---- Data listing

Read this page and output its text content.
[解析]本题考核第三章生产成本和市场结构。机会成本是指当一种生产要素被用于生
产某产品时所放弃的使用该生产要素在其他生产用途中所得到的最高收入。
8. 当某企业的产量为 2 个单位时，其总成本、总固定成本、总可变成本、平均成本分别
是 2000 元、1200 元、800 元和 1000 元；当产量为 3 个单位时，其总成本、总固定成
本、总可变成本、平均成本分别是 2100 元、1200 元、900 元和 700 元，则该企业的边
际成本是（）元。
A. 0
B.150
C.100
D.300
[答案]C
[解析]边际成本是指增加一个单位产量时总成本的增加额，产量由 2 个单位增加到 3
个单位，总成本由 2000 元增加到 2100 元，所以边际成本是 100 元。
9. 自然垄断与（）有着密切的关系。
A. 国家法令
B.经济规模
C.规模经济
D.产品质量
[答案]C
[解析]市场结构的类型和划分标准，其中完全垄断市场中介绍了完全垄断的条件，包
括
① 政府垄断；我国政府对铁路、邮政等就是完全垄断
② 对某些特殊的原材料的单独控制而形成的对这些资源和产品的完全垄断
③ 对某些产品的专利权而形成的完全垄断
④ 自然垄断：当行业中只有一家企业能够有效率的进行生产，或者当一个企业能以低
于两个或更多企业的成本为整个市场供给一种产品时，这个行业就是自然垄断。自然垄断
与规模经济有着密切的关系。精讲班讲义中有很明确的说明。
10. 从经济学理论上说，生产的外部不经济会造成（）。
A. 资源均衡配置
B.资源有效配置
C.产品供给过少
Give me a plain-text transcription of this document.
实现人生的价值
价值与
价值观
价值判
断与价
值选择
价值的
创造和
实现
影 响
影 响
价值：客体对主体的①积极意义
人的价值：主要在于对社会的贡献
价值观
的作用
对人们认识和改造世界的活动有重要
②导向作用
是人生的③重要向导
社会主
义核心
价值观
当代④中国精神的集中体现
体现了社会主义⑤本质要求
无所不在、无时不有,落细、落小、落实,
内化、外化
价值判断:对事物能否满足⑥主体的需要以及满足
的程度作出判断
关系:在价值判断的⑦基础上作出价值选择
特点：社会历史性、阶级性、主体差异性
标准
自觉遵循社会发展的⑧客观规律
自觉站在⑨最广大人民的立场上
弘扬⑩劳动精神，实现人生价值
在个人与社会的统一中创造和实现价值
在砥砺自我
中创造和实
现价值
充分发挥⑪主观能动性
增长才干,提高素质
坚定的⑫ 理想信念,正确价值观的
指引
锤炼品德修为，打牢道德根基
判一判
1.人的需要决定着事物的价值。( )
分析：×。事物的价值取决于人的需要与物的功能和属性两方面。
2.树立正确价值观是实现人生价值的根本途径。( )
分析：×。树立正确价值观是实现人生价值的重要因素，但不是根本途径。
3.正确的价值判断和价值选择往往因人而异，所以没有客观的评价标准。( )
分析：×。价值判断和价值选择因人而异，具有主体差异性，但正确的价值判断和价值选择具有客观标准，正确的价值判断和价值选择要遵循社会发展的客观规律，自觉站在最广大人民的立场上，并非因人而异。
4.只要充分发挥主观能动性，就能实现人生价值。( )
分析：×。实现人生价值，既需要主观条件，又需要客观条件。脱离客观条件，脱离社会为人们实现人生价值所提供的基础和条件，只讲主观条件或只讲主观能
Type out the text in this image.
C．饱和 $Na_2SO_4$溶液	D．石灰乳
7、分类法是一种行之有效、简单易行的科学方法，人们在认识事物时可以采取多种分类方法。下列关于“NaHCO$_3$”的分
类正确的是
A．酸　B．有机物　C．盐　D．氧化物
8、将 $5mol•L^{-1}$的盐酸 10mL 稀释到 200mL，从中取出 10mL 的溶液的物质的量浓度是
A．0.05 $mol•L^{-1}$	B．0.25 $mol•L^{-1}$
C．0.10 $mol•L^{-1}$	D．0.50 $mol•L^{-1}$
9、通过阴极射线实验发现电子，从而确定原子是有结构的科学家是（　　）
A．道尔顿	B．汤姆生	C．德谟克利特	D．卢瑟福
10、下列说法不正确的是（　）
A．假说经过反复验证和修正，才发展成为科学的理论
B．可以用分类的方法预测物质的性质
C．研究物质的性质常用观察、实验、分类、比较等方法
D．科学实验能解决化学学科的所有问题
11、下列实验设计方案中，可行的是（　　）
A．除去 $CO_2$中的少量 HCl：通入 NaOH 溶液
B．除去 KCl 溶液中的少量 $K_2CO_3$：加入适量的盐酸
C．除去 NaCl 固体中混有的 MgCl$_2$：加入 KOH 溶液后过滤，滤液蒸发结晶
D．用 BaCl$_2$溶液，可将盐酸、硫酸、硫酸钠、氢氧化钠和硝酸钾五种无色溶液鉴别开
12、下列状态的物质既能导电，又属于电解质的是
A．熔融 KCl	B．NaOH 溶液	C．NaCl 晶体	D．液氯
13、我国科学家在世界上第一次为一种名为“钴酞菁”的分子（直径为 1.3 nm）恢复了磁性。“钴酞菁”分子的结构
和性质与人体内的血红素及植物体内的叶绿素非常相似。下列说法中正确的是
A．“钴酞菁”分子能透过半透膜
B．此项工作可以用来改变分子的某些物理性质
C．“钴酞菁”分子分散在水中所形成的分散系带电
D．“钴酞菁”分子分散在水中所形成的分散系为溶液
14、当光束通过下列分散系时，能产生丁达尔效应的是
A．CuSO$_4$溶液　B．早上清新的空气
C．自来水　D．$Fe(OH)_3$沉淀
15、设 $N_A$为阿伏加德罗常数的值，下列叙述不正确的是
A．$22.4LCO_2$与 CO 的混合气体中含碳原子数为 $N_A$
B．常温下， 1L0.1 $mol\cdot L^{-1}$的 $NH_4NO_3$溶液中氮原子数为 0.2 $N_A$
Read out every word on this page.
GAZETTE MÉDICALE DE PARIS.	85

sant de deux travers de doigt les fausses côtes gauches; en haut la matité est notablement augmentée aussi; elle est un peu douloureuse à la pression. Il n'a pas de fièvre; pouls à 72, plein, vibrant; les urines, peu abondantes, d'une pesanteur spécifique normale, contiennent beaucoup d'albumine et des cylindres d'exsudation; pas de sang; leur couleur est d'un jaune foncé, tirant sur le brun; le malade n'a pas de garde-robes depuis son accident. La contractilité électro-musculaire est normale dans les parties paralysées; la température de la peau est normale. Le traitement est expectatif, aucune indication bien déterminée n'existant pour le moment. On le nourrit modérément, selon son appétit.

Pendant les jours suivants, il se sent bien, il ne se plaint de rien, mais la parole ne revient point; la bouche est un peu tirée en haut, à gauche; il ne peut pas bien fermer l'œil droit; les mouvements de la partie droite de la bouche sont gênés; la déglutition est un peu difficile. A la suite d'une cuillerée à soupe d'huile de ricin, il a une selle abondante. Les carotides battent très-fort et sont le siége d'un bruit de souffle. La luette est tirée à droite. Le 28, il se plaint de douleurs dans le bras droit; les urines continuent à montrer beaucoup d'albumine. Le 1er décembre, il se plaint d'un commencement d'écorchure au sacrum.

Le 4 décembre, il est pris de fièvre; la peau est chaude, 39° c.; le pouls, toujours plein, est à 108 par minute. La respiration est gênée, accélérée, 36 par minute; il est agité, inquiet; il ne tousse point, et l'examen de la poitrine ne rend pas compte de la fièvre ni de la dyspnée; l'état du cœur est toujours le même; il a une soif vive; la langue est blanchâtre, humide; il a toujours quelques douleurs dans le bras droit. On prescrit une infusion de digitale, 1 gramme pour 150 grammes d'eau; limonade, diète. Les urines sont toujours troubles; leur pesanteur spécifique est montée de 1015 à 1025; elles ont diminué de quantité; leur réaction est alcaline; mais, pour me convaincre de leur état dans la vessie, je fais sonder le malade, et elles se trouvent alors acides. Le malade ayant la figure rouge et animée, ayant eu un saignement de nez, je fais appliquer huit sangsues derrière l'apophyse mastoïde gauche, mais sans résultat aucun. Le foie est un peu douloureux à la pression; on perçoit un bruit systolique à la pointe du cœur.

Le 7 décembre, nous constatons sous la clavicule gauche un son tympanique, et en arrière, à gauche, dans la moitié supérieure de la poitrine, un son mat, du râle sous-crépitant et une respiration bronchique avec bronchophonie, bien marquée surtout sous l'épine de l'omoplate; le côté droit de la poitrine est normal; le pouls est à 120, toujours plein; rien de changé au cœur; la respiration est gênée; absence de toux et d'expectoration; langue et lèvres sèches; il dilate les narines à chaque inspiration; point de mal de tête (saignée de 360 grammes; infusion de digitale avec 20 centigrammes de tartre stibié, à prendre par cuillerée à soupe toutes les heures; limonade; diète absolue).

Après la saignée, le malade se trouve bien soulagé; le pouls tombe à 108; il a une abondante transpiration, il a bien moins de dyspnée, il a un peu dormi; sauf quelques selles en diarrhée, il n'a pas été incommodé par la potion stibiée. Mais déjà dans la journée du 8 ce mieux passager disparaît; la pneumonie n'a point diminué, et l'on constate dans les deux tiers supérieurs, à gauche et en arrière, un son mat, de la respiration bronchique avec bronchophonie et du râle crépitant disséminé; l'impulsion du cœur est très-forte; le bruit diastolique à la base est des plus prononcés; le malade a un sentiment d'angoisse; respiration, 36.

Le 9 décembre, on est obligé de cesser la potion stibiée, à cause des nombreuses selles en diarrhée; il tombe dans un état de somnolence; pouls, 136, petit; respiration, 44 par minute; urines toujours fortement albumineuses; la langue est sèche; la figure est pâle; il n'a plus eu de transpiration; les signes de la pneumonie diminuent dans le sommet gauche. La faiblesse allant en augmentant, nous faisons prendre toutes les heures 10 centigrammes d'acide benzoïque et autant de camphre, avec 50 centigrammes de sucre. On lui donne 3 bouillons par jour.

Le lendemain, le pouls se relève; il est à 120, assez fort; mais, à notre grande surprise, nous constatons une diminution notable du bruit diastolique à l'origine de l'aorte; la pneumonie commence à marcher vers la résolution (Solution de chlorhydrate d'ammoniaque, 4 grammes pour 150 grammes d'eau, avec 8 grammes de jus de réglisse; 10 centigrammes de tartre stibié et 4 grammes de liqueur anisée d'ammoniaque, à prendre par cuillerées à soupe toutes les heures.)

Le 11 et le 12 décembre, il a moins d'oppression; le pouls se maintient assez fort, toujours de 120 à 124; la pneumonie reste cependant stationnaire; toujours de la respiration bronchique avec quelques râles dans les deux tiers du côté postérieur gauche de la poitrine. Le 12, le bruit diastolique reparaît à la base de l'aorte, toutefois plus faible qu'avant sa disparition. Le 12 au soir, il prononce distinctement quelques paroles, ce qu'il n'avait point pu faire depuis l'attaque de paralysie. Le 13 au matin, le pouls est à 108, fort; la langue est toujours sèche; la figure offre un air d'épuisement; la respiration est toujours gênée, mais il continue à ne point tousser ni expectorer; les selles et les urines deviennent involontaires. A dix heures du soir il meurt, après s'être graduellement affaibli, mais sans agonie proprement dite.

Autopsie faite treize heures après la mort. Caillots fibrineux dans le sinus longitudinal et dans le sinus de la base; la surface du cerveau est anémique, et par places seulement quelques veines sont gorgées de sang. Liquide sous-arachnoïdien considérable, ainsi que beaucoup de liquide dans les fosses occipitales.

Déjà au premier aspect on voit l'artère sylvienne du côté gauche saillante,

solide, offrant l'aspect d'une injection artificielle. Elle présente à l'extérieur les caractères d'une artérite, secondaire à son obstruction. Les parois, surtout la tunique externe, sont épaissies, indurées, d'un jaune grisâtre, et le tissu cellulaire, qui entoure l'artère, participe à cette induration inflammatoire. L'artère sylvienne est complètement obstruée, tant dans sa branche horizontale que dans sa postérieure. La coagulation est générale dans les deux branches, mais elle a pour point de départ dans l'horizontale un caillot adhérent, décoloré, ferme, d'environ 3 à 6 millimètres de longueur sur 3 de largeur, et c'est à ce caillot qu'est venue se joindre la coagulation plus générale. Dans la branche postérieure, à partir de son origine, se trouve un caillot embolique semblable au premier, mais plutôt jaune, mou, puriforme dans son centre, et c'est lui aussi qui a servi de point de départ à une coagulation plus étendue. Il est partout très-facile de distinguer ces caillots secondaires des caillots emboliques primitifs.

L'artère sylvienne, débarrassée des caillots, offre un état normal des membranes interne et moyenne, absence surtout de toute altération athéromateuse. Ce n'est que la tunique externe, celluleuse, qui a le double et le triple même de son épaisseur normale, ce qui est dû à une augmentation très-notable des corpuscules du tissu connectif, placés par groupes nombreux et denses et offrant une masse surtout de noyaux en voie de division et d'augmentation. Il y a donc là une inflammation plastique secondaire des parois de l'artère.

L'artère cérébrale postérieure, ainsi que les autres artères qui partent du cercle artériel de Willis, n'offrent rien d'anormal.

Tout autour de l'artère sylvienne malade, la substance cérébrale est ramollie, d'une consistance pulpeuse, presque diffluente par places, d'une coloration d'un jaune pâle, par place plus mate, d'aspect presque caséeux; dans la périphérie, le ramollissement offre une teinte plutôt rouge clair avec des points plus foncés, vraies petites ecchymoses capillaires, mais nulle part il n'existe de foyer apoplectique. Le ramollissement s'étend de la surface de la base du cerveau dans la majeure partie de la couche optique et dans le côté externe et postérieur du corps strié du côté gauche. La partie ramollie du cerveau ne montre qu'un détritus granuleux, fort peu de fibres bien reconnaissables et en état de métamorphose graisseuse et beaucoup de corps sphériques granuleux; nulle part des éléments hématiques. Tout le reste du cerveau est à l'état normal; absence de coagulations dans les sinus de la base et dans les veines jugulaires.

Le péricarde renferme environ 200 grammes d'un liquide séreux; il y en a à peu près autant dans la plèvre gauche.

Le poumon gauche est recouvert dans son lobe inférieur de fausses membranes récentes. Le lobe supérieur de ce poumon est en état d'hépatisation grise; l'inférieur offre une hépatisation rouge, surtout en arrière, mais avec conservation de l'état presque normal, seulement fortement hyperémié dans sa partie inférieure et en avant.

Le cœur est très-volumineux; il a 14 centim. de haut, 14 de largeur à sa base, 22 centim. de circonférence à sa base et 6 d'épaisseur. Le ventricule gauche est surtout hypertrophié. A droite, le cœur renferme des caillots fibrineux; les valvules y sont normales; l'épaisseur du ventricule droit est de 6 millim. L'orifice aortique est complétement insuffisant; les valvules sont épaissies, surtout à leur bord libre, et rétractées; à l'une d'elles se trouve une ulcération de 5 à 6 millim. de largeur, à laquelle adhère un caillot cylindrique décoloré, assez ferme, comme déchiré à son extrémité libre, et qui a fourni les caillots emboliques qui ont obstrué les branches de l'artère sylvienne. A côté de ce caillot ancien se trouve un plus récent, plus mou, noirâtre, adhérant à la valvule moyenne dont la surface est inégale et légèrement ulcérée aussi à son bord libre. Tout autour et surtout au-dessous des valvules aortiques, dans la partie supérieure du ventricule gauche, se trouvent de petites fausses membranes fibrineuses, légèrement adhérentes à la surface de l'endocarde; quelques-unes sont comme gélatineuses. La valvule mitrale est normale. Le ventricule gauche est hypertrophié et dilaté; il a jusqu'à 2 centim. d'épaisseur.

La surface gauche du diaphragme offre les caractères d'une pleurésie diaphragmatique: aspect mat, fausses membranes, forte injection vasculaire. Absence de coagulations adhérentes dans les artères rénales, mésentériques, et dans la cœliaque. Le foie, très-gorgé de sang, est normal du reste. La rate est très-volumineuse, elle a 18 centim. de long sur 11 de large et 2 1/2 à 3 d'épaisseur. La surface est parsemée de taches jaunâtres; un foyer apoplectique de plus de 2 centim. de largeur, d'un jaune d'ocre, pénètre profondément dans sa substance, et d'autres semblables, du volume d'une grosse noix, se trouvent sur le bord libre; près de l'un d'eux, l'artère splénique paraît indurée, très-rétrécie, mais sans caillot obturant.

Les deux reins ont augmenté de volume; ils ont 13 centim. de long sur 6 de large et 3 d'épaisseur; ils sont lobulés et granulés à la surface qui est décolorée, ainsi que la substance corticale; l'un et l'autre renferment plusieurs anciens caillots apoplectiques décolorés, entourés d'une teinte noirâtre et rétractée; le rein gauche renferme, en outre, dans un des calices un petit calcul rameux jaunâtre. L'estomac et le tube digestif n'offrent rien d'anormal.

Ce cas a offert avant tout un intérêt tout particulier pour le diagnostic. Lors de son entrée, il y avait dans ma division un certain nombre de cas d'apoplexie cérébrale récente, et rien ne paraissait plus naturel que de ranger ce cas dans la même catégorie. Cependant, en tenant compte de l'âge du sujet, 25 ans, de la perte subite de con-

--------

Prompt →
Where a line of the entries contains the word "NaOH", copy that line.

The result →
A．除去 $CO_2$中的少量 HCl：通入 NaOH 溶液
A．熔融 KCl	B．NaOH 溶液	C．NaCl 晶体	D．液氯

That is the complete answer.